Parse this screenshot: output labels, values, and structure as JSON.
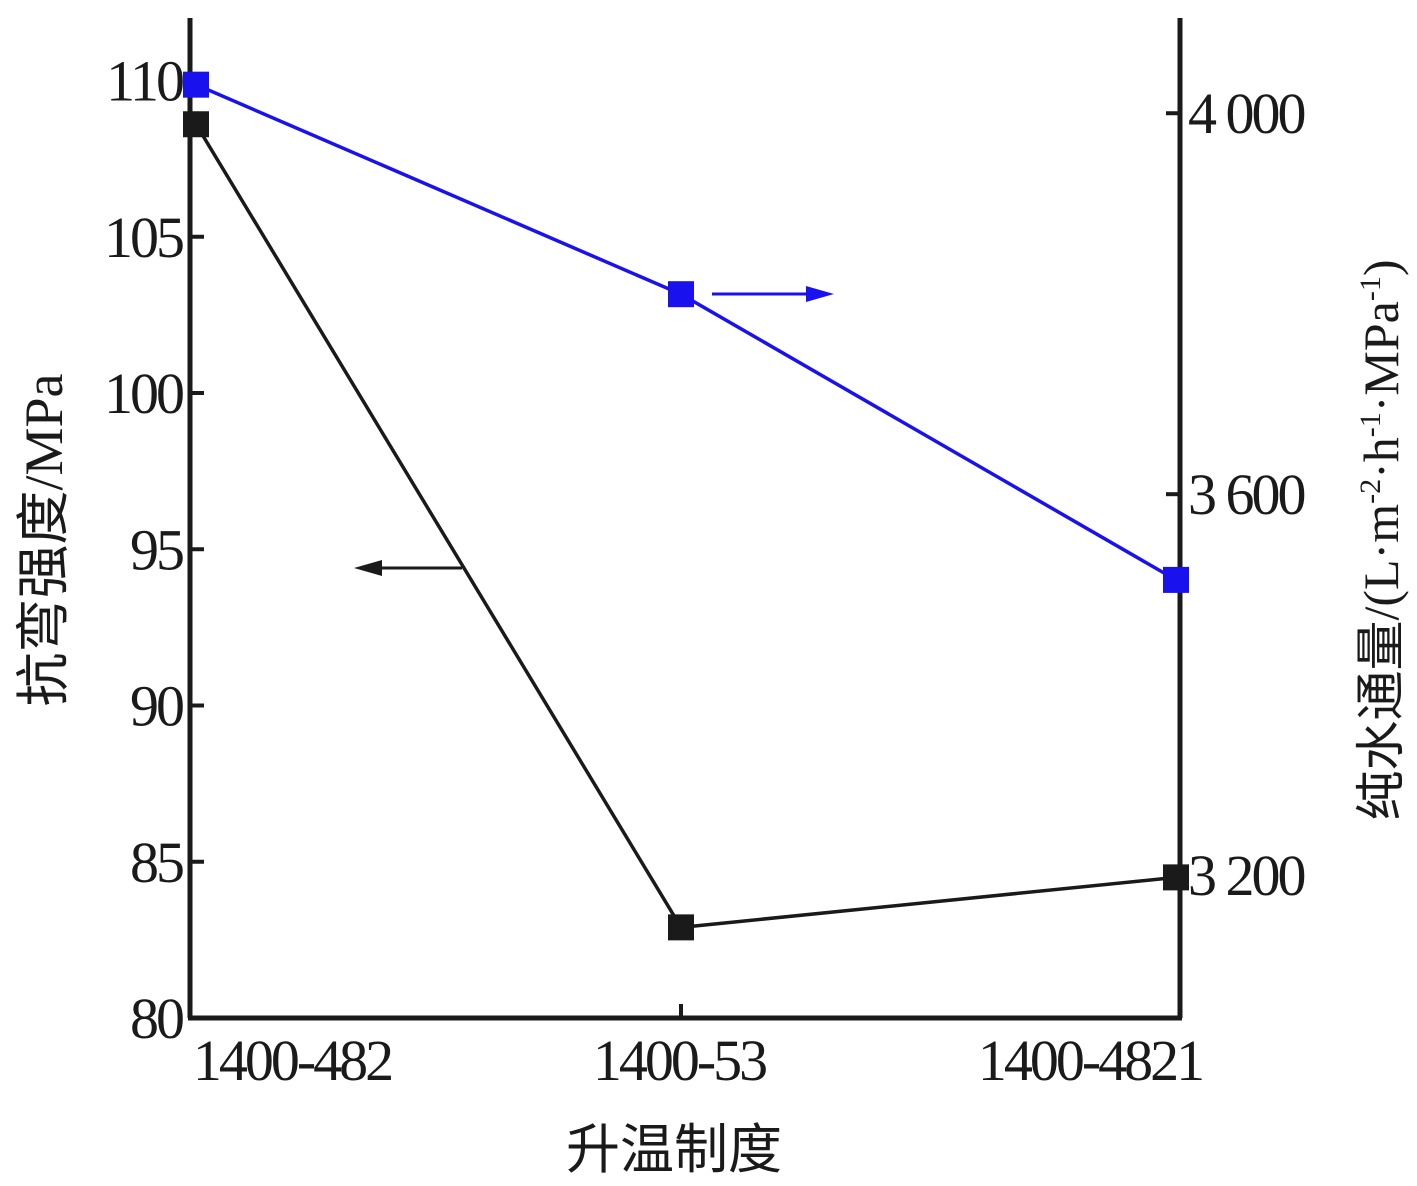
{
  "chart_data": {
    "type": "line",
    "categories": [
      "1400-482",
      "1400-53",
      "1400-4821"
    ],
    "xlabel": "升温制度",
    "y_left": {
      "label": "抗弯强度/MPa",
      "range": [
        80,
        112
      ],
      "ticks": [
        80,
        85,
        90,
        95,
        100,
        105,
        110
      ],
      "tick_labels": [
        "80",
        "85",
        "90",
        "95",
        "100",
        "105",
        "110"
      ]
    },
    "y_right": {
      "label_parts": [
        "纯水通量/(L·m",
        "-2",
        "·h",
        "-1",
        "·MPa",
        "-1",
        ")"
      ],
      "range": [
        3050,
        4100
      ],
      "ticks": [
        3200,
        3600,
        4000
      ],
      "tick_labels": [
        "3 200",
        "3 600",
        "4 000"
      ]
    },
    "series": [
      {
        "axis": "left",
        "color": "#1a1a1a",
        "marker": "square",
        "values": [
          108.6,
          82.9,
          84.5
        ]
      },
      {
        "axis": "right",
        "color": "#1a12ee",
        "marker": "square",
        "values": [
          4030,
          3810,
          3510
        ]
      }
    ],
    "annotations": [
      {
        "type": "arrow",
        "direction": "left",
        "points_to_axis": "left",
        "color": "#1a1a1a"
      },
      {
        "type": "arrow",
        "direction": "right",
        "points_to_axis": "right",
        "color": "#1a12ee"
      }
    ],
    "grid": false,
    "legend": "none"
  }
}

- [What this task involves]:
All of the records need repeating exactly, except for the pictures.

- [Reply to the task]:
Parse this screenshot: output labels, values, and structure as JSON.
{
  "chart_data": {
    "type": "line",
    "categories": [
      "1400-482",
      "1400-53",
      "1400-4821"
    ],
    "xlabel": "升温制度",
    "y_left": {
      "label": "抗弯强度/MPa",
      "range": [
        80,
        112
      ],
      "ticks": [
        80,
        85,
        90,
        95,
        100,
        105,
        110
      ],
      "tick_labels": [
        "80",
        "85",
        "90",
        "95",
        "100",
        "105",
        "110"
      ]
    },
    "y_right": {
      "label_parts": [
        "纯水通量/(L·m",
        "-2",
        "·h",
        "-1",
        "·MPa",
        "-1",
        ")"
      ],
      "range": [
        3050,
        4100
      ],
      "ticks": [
        3200,
        3600,
        4000
      ],
      "tick_labels": [
        "3 200",
        "3 600",
        "4 000"
      ]
    },
    "series": [
      {
        "axis": "left",
        "color": "#1a1a1a",
        "marker": "square",
        "values": [
          108.6,
          82.9,
          84.5
        ]
      },
      {
        "axis": "right",
        "color": "#1a12ee",
        "marker": "square",
        "values": [
          4030,
          3810,
          3510
        ]
      }
    ],
    "annotations": [
      {
        "type": "arrow",
        "direction": "left",
        "points_to_axis": "left",
        "color": "#1a1a1a"
      },
      {
        "type": "arrow",
        "direction": "right",
        "points_to_axis": "right",
        "color": "#1a12ee"
      }
    ],
    "grid": false,
    "legend": "none"
  }
}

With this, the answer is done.